### Exercise goal
Return an exact copy of the lines from the one holding "What text is on this page?" to the end of the data, including both the starting and final lines. Leave the pictures out.

### Source material
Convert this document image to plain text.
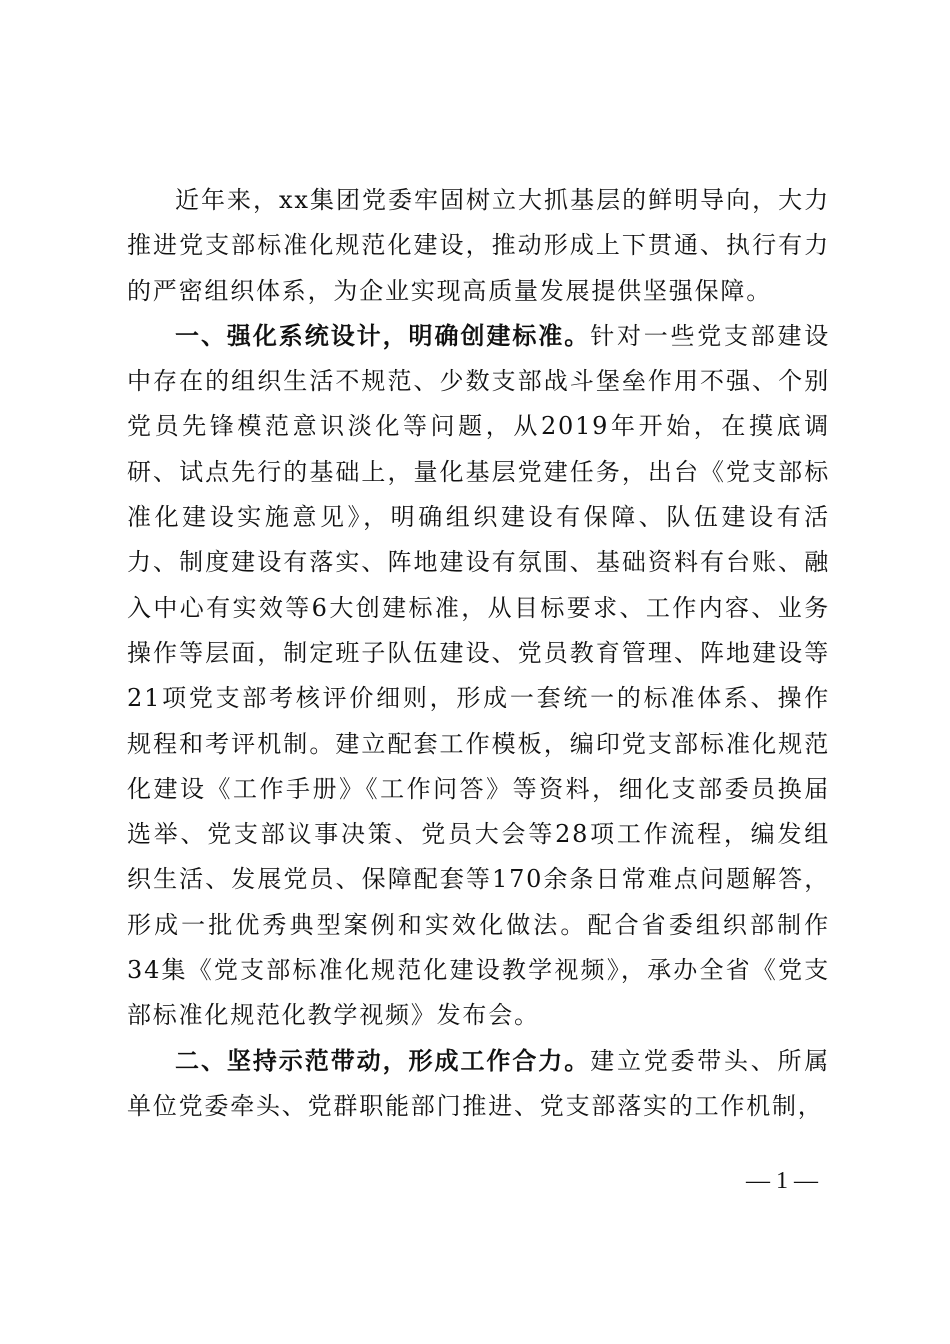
近年来，xx集团党委牢固树立大抓基层的鲜明导向，大力推进党支部标准化规范化建设，推动形成上下贯通、执行有力的严密组织体系，为企业实现高质量发展提供坚强保障。

一、强化系统设计，明确创建标准。针对一些党支部建设中存在的组织生活不规范、少数支部战斗堡垒作用不强、个别党员先锋模范意识淡化等问题，从2019年开始，在摸底调研、试点先行的基础上，量化基层党建任务，出台《党支部标准化建设实施意见》，明确组织建设有保障、队伍建设有活力、制度建设有落实、阵地建设有氛围、基础资料有台账、融入中心有实效等6大创建标准，从目标要求、工作内容、业务操作等层面，制定班子队伍建设、党员教育管理、阵地建设等21项党支部考核评价细则，形成一套统一的标准体系、操作规程和考评机制。建立配套工作模板，编印党支部标准化规范化建设《工作手册》《工作问答》等资料，细化支部委员换届选举、党支部议事决策、党员大会等28项工作流程，编发组织生活、发展党员、保障配套等170余条日常难点问题解答，形成一批优秀典型案例和实效化做法。配合省委组织部制作34集《党支部标准化规范化建设教学视频》，承办全省《党支部标准化规范化教学视频》发布会。

二、坚持示范带动，形成工作合力。建立党委带头、所属单位党委牵头、党群职能部门推进、党支部落实的工作机制，

— 1 —
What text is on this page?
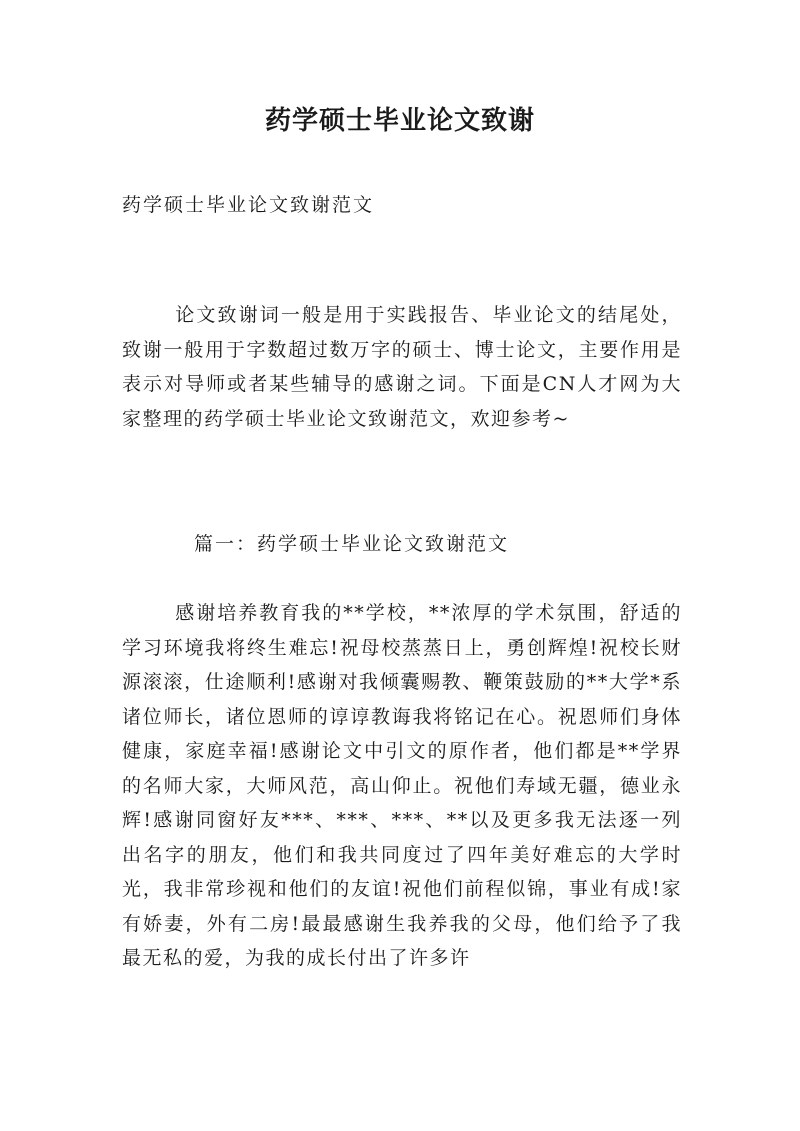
药学硕士毕业论文致谢
药学硕士毕业论文致谢范文
论文致谢词一般是用于实践报告、毕业论文的结尾处，致谢一般用于字数超过数万字的硕士、博士论文，主要作用是表示对导师或者某些辅导的感谢之词。下面是CN人才网为大家整理的药学硕士毕业论文致谢范文，欢迎参考~
篇一：药学硕士毕业论文致谢范文
感谢培养教育我的**学校，**浓厚的学术氛围，舒适的学习环境我将终生难忘!祝母校蒸蒸日上，勇创辉煌!祝校长财源滚滚，仕途顺利!感谢对我倾囊赐教、鞭策鼓励的**大学*系诸位师长，诸位恩师的谆谆教诲我将铭记在心。祝恩师们身体健康，家庭幸福!感谢论文中引文的原作者，他们都是**学界的名师大家，大师风范，高山仰止。祝他们寿域无疆，德业永辉!感谢同窗好友***、***、***、**以及更多我无法逐一列出名字的朋友，他们和我共同度过了四年美好难忘的大学时光，我非常珍视和他们的友谊!祝他们前程似锦，事业有成!家有娇妻，外有二房!最最感谢生我养我的父母，他们给予了我最无私的爱，为我的成长付出了许多许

### Written response
What text is on this page?
药学硕士毕业论文致谢
药学硕士毕业论文致谢范文
论文致谢词一般是用于实践报告、毕业论文的结尾处，致谢一般用于字数超过数万字的硕士、博士论文，主要作用是表示对导师或者某些辅导的感谢之词。下面是CN人才网为大家整理的药学硕士毕业论文致谢范文，欢迎参考~
篇一：药学硕士毕业论文致谢范文
感谢培养教育我的**学校，**浓厚的学术氛围，舒适的学习环境我将终生难忘!祝母校蒸蒸日上，勇创辉煌!祝校长财源滚滚，仕途顺利!感谢对我倾囊赐教、鞭策鼓励的**大学*系诸位师长，诸位恩师的谆谆教诲我将铭记在心。祝恩师们身体健康，家庭幸福!感谢论文中引文的原作者，他们都是**学界的名师大家，大师风范，高山仰止。祝他们寿域无疆，德业永辉!感谢同窗好友***、***、***、**以及更多我无法逐一列出名字的朋友，他们和我共同度过了四年美好难忘的大学时光，我非常珍视和他们的友谊!祝他们前程似锦，事业有成!家有娇妻，外有二房!最最感谢生我养我的父母，他们给予了我最无私的爱，为我的成长付出了许多许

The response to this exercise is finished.